§ Exercise:
In the material below, list every line carrying the string "mintha".
------ Dataset content
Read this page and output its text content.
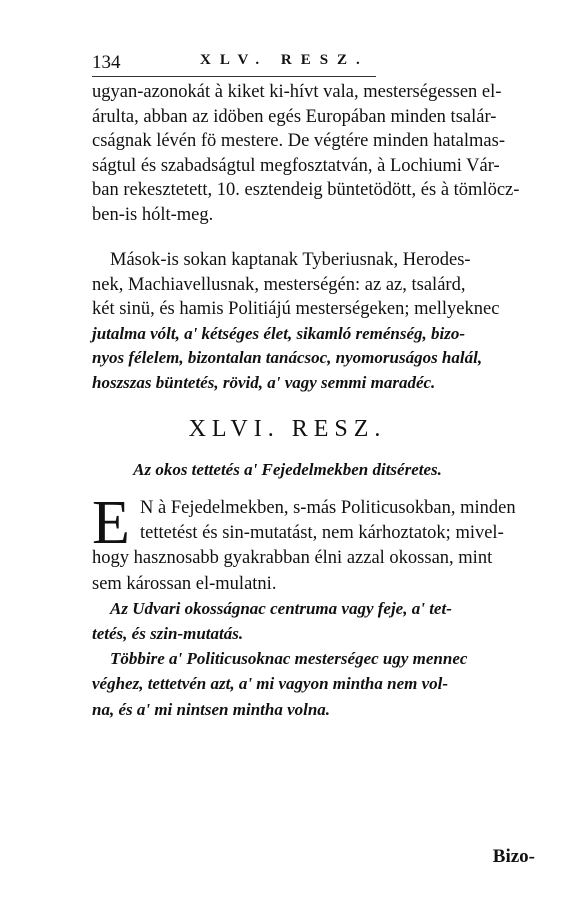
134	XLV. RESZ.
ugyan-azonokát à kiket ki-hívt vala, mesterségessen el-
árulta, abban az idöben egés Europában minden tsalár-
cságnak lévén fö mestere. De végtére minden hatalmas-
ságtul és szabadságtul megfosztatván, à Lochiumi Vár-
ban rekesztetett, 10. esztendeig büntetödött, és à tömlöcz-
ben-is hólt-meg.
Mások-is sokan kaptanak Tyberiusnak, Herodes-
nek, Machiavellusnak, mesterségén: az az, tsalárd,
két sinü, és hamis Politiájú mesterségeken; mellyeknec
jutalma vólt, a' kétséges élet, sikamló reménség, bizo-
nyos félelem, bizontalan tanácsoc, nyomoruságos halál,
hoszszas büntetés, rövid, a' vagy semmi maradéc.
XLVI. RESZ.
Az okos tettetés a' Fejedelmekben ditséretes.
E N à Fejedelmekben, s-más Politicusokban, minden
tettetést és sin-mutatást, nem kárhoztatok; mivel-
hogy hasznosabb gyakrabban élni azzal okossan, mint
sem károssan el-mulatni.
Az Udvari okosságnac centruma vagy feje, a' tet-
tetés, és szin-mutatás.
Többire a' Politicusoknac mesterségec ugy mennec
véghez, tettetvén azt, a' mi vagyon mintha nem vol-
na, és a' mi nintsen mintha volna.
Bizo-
------------
------ Dataset content
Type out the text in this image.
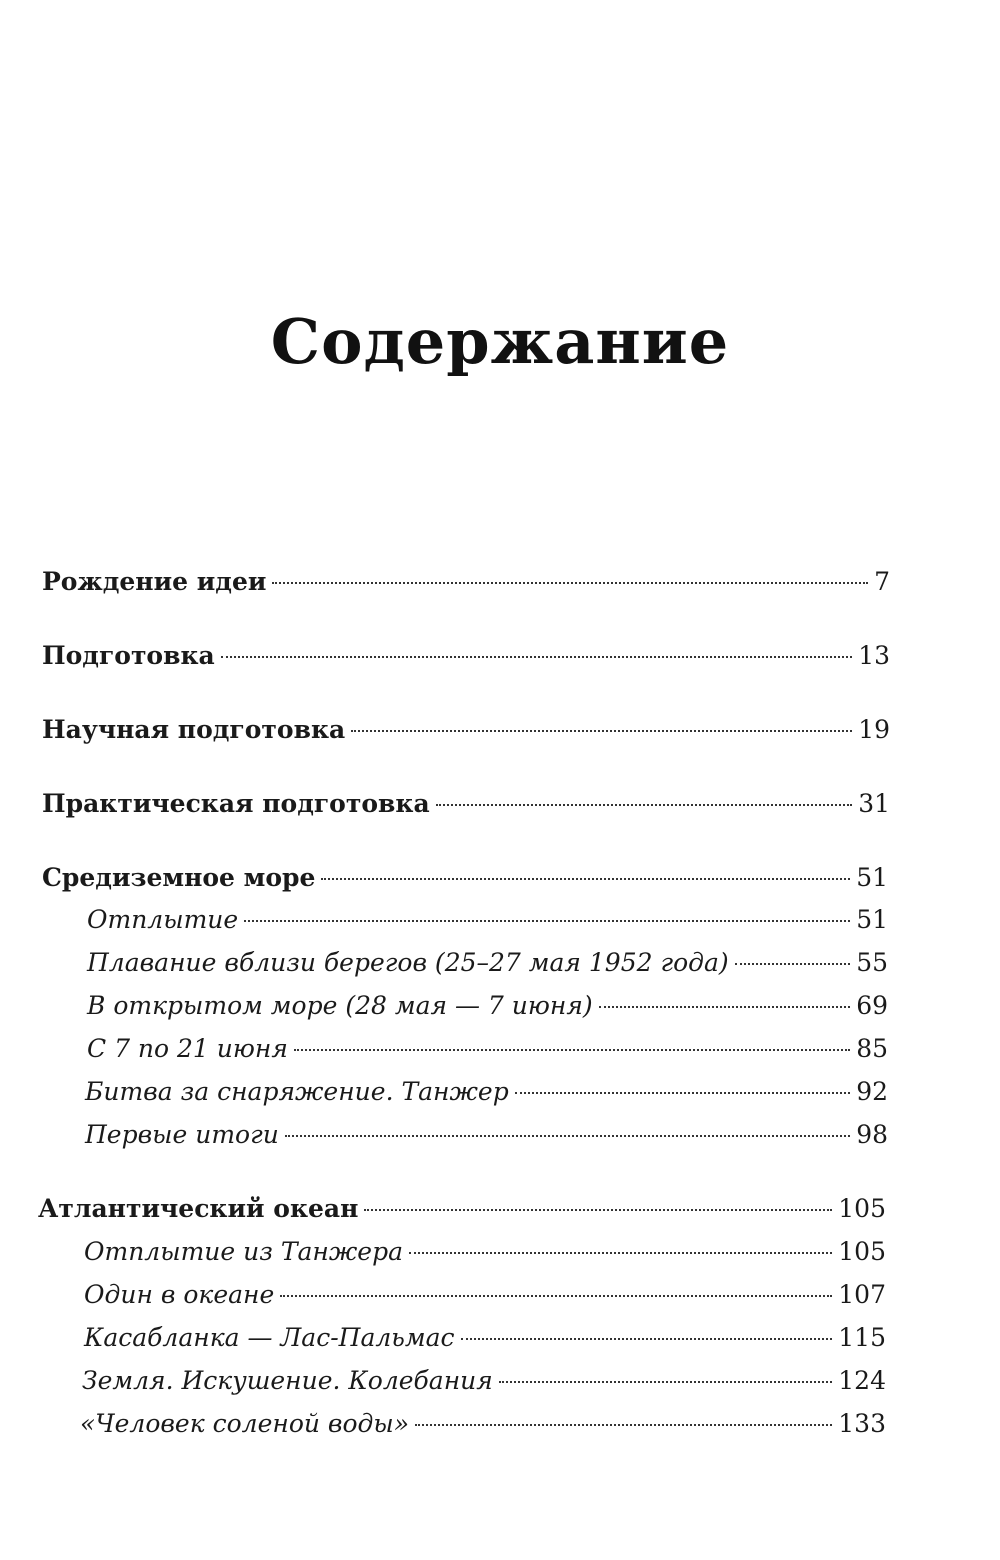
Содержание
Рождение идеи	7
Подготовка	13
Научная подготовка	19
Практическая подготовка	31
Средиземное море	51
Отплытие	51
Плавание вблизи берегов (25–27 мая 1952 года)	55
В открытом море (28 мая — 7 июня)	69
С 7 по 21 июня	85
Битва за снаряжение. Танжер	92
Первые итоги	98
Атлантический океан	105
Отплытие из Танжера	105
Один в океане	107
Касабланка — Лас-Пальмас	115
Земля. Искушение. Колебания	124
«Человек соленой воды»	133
------------
------ Dataset content
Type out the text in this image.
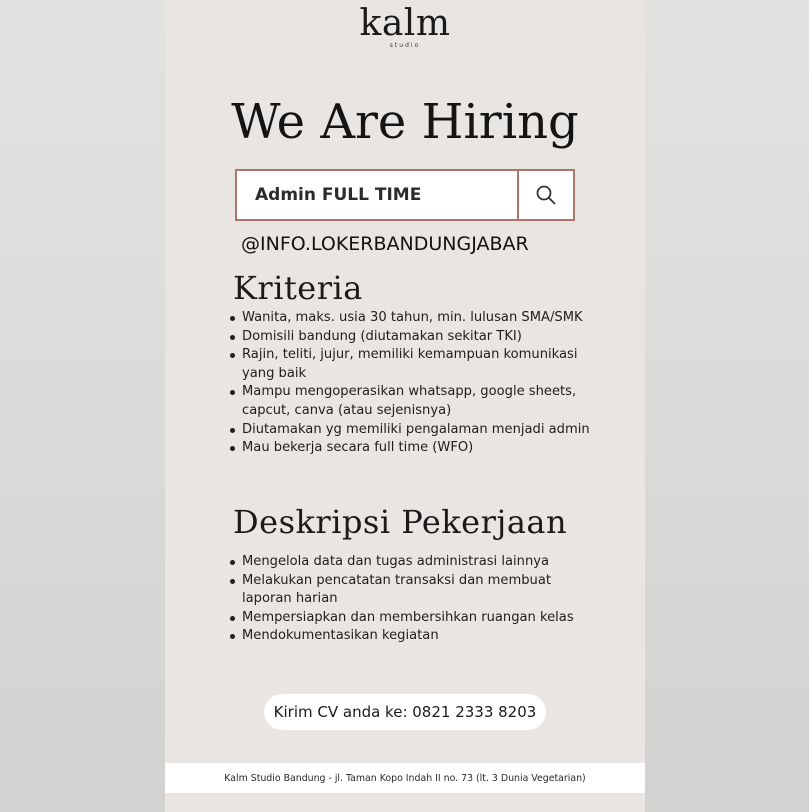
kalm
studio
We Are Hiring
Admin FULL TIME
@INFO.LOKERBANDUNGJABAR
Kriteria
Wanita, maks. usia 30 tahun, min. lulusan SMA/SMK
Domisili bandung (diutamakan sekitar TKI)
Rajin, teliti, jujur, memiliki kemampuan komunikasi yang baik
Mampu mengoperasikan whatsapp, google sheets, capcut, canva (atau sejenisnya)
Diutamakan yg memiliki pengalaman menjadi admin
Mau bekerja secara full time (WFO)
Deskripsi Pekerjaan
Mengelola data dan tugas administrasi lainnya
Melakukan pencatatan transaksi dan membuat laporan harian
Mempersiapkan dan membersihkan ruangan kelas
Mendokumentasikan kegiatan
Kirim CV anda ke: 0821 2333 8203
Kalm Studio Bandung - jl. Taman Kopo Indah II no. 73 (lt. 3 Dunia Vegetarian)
------------
§ Reply to the task:
véghez, tettetvén azt, a' mi vagyon mintha nem vol-
na, és a' mi nintsen mintha volna.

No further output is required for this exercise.